[Rows from a dataset]
>>>>>
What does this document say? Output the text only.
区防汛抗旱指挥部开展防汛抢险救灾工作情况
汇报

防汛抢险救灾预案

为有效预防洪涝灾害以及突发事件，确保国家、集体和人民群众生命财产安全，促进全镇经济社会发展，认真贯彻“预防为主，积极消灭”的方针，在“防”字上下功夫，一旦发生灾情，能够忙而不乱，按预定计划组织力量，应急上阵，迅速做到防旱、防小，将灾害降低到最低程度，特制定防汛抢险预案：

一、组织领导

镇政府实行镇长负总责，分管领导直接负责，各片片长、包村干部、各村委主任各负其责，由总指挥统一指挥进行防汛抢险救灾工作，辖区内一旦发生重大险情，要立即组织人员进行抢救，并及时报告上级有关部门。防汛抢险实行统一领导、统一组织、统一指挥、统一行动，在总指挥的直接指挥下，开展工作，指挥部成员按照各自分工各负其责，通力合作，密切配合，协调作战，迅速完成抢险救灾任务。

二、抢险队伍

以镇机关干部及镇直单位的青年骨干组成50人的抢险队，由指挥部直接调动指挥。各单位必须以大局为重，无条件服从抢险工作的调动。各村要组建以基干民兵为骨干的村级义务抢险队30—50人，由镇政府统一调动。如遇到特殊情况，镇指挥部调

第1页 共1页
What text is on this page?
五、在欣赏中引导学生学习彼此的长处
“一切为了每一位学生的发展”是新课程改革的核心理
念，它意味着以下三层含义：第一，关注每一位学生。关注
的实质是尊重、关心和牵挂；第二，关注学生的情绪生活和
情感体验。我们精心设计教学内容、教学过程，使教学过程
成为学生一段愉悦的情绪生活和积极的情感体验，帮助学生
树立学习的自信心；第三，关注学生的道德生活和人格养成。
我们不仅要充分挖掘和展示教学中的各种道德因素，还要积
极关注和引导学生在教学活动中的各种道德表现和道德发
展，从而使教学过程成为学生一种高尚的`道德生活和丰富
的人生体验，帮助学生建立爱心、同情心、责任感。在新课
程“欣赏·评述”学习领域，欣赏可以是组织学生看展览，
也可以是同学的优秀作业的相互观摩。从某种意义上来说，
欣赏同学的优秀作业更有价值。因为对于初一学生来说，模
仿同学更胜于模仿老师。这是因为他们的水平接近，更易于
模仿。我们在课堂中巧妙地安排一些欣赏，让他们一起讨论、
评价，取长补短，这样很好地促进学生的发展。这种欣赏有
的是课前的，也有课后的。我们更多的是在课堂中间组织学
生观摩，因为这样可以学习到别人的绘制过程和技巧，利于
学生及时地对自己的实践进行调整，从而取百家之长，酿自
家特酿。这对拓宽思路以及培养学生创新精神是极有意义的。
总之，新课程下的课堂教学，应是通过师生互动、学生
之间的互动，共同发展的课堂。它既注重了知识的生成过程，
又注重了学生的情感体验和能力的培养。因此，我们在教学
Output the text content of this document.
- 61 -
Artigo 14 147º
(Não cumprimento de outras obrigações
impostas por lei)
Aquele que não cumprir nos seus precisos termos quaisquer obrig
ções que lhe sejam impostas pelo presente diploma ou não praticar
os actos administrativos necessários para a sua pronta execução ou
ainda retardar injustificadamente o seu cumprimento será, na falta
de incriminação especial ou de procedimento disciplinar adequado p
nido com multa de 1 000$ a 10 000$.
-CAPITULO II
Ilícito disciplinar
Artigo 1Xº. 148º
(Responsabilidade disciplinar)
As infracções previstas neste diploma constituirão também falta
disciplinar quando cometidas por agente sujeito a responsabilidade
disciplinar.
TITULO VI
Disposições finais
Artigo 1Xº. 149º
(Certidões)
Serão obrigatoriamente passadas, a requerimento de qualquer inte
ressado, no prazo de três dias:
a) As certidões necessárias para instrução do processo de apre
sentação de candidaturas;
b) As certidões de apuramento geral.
<<<<<
**What you should do**
Return the listing above in its exact form.

**Response to the task**
What does this document say? Output the text only.
区防汛抗旱指挥部开展防汛抢险救灾工作情况
汇报

防汛抢险救灾预案

为有效预防洪涝灾害以及突发事件，确保国家、集体和人民群众生命财产安全，促进全镇经济社会发展，认真贯彻“预防为主，积极消灭”的方针，在“防”字上下功夫，一旦发生灾情，能够忙而不乱，按预定计划组织力量，应急上阵，迅速做到防旱、防小，将灾害降低到最低程度，特制定防汛抢险预案：

一、组织领导

镇政府实行镇长负总责，分管领导直接负责，各片片长、包村干部、各村委主任各负其责，由总指挥统一指挥进行防汛抢险救灾工作，辖区内一旦发生重大险情，要立即组织人员进行抢救，并及时报告上级有关部门。防汛抢险实行统一领导、统一组织、统一指挥、统一行动，在总指挥的直接指挥下，开展工作，指挥部成员按照各自分工各负其责，通力合作，密切配合，协调作战，迅速完成抢险救灾任务。

二、抢险队伍

以镇机关干部及镇直单位的青年骨干组成50人的抢险队，由指挥部直接调动指挥。各单位必须以大局为重，无条件服从抢险工作的调动。各村要组建以基干民兵为骨干的村级义务抢险队30—50人，由镇政府统一调动。如遇到特殊情况，镇指挥部调

第1页 共1页
What text is on this page?
五、在欣赏中引导学生学习彼此的长处
“一切为了每一位学生的发展”是新课程改革的核心理
念，它意味着以下三层含义：第一，关注每一位学生。关注
的实质是尊重、关心和牵挂；第二，关注学生的情绪生活和
情感体验。我们精心设计教学内容、教学过程，使教学过程
成为学生一段愉悦的情绪生活和积极的情感体验，帮助学生
树立学习的自信心；第三，关注学生的道德生活和人格养成。
我们不仅要充分挖掘和展示教学中的各种道德因素，还要积
极关注和引导学生在教学活动中的各种道德表现和道德发
展，从而使教学过程成为学生一种高尚的`道德生活和丰富
的人生体验，帮助学生建立爱心、同情心、责任感。在新课
程“欣赏·评述”学习领域，欣赏可以是组织学生看展览，
也可以是同学的优秀作业的相互观摩。从某种意义上来说，
欣赏同学的优秀作业更有价值。因为对于初一学生来说，模
仿同学更胜于模仿老师。这是因为他们的水平接近，更易于
模仿。我们在课堂中巧妙地安排一些欣赏，让他们一起讨论、
评价，取长补短，这样很好地促进学生的发展。这种欣赏有
的是课前的，也有课后的。我们更多的是在课堂中间组织学
生观摩，因为这样可以学习到别人的绘制过程和技巧，利于
学生及时地对自己的实践进行调整，从而取百家之长，酿自
家特酿。这对拓宽思路以及培养学生创新精神是极有意义的。
总之，新课程下的课堂教学，应是通过师生互动、学生
之间的互动，共同发展的课堂。它既注重了知识的生成过程，
又注重了学生的情感体验和能力的培养。因此，我们在教学
Output the text content of this document.
- 61 -
Artigo 14 147º
(Não cumprimento de outras obrigações
impostas por lei)
Aquele que não cumprir nos seus precisos termos quaisquer obrig
ções que lhe sejam impostas pelo presente diploma ou não praticar
os actos administrativos necessários para a sua pronta execução ou
ainda retardar injustificadamente o seu cumprimento será, na falta
de incriminação especial ou de procedimento disciplinar adequado p
nido com multa de 1 000$ a 10 000$.
-CAPITULO II
Ilícito disciplinar
Artigo 1Xº. 148º
(Responsabilidade disciplinar)
As infracções previstas neste diploma constituirão também falta
disciplinar quando cometidas por agente sujeito a responsabilidade
disciplinar.
TITULO VI
Disposições finais
Artigo 1Xº. 149º
(Certidões)
Serão obrigatoriamente passadas, a requerimento de qualquer inte
ressado, no prazo de três dias:
a) As certidões necessárias para instrução do processo de apre
sentação de candidaturas;
b) As certidões de apuramento geral.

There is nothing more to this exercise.